# Aim of the exercise:
Which of the lines below include "title"? Each one should be copied out.

# Records for the task:

== == ==

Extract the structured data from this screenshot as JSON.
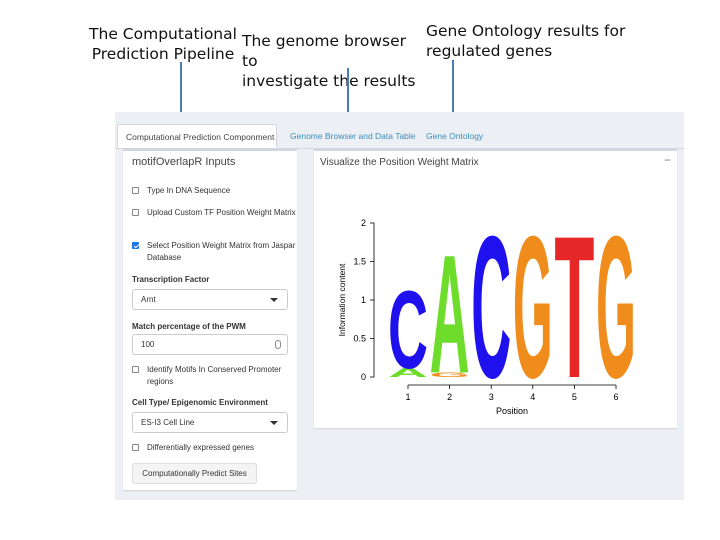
{
  "annotations": {
    "pipeline": [
      "The Computational",
      "Prediction Pipeline"
    ],
    "browser": [
      "The genome browser to",
      "investigate the results"
    ],
    "ontology": [
      "Gene Ontology results for",
      "regulated genes"
    ]
  },
  "tabs": [
    {
      "label": "Computational Prediction Componment",
      "active": true
    },
    {
      "label": "Genome Browser and Data Table",
      "active": false
    },
    {
      "label": "Gene Ontology",
      "active": false
    }
  ],
  "sidebar": {
    "title": "motifOverlapR Inputs",
    "type_dna": {
      "label": "Type In DNA Sequence",
      "checked": false
    },
    "upload_pwm": {
      "label": "Upload Custom TF Position Weight Matrix",
      "checked": false
    },
    "jaspar": {
      "label": "Select Position Weight Matrix from Jaspar Database",
      "checked": true
    },
    "tf_label": "Transcription Factor",
    "tf_value": "Arnt",
    "match_label": "Match percentage of the PWM",
    "match_value": "100",
    "conserved": {
      "label": "Identify Motifs In Conserved Promoter regions",
      "checked": false
    },
    "cell_label": "Cell Type/ Epigenomic Environment",
    "cell_value": "ES-I3 Cell Line",
    "diff_expr": {
      "label": "Differentially expressed genes",
      "checked": false
    },
    "predict_button": "Computationally Predict Sites"
  },
  "main": {
    "title": "Visualize the Position Weight Matrix",
    "collapse_symbol": "−"
  },
  "chart_data": {
    "type": "sequence-logo",
    "xlabel": "Position",
    "ylabel": "Information content",
    "ylim": [
      0,
      2
    ],
    "yticks": [
      "0",
      "0.5",
      "1",
      "1.5",
      "2"
    ],
    "xticks": [
      "1",
      "2",
      "3",
      "4",
      "5",
      "6"
    ],
    "positions": [
      {
        "position": 1,
        "letters": [
          {
            "letter": "A",
            "height": 0.12
          },
          {
            "letter": "C",
            "height": 1.05
          }
        ]
      },
      {
        "position": 2,
        "letters": [
          {
            "letter": "G",
            "height": 0.06
          },
          {
            "letter": "A",
            "height": 1.6
          }
        ]
      },
      {
        "position": 3,
        "letters": [
          {
            "letter": "C",
            "height": 1.92
          }
        ]
      },
      {
        "position": 4,
        "letters": [
          {
            "letter": "G",
            "height": 1.92
          }
        ]
      },
      {
        "position": 5,
        "letters": [
          {
            "letter": "T",
            "height": 1.92
          }
        ]
      },
      {
        "position": 6,
        "letters": [
          {
            "letter": "G",
            "height": 1.92
          }
        ]
      }
    ],
    "colors": {
      "A": "#6edc2a",
      "C": "#1f10ee",
      "G": "#f08c1c",
      "T": "#e62727"
    }
  }
}
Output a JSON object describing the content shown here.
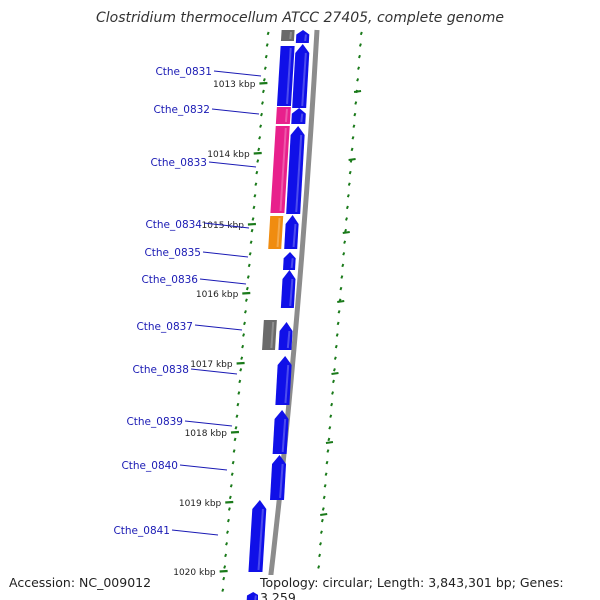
{
  "title": "Clostridium thermocellum ATCC 27405, complete genome",
  "footer": {
    "accession": "Accession: NC_009012",
    "summary": "Topology: circular; Length: 3,843,301 bp; Genes: 3,259"
  },
  "colors": {
    "gene_default": "#1010e8",
    "gene_highlight_pink": "#e8208c",
    "gene_highlight_orange": "#f08c10",
    "gene_gray": "#6a6a6a",
    "backbone": "#8c8c8c",
    "tick": "#1a7a1a",
    "label": "#1a1ab4"
  },
  "genes": [
    {
      "id": "Cthe_0831"
    },
    {
      "id": "Cthe_0832"
    },
    {
      "id": "Cthe_0833"
    },
    {
      "id": "Cthe_0834"
    },
    {
      "id": "Cthe_0835"
    },
    {
      "id": "Cthe_0836"
    },
    {
      "id": "Cthe_0837"
    },
    {
      "id": "Cthe_0838"
    },
    {
      "id": "Cthe_0839"
    },
    {
      "id": "Cthe_0840"
    },
    {
      "id": "Cthe_0841"
    }
  ],
  "kbp_ticks": [
    "1013 kbp",
    "1014 kbp",
    "1015 kbp",
    "1016 kbp",
    "1017 kbp",
    "1018 kbp",
    "1019 kbp",
    "1020 kbp"
  ]
}
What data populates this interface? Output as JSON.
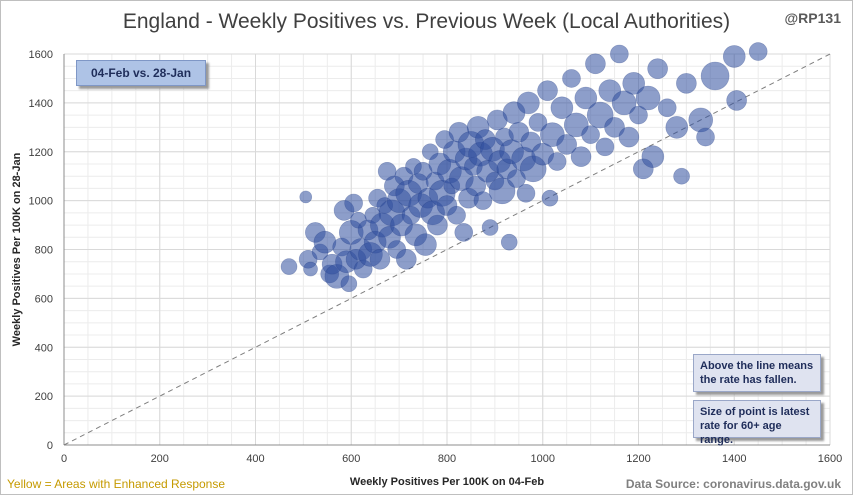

== == ==

# Completed task:
    "title": "motifOverlapR Inputs",
    "title": "Visualize the Position Weight Matrix",
  "title": "Clostridium thermocellum ATCC 27405, complete genome",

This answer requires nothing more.